▸ Exercise details
Using the material below, copy every line where "name" appears.

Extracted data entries
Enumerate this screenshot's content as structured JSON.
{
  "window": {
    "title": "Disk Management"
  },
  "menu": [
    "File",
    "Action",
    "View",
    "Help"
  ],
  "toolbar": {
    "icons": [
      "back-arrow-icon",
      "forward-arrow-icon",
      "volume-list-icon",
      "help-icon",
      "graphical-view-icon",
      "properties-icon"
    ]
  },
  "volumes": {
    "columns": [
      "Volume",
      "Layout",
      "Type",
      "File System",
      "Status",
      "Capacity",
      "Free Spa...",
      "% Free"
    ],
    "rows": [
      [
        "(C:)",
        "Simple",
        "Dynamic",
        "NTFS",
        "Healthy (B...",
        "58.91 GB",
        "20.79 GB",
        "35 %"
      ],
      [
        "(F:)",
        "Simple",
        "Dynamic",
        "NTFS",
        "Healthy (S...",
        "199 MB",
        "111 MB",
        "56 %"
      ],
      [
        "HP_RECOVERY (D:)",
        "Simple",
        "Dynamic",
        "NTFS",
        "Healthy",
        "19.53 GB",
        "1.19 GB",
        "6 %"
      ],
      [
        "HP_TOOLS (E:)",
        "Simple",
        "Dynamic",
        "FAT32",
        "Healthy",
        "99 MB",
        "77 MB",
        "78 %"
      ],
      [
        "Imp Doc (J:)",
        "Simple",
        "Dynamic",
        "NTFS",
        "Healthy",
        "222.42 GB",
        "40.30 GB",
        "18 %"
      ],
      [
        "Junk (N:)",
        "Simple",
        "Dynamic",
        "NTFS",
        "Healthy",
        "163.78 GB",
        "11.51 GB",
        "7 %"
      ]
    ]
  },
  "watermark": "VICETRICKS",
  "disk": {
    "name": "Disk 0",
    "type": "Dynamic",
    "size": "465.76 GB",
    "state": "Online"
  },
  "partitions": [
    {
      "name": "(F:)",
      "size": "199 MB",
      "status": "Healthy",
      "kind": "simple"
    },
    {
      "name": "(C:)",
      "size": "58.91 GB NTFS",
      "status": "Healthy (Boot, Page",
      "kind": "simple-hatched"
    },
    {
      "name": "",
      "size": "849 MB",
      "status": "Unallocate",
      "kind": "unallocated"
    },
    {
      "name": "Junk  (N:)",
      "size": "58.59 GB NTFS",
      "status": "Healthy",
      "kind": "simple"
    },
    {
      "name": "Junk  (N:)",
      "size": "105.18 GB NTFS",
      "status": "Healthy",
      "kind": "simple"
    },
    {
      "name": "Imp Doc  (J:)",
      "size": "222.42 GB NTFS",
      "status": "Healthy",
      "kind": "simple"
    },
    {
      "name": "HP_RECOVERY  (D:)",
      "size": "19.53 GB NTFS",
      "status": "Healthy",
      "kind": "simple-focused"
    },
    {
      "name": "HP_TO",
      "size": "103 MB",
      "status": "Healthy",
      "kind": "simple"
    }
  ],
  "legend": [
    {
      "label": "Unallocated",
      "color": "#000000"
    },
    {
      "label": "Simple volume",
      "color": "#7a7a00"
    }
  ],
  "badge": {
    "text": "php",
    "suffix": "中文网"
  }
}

▸ Finished exercise
    "name": "Disk 0",
      "name": "(F:)",
      "name": "(C:)",
      "name": "",
      "name": "Junk  (N:)",
      "name": "Junk  (N:)",
      "name": "Imp Doc  (J:)",
      "name": "HP_RECOVERY  (D:)",
      "name": "HP_TO",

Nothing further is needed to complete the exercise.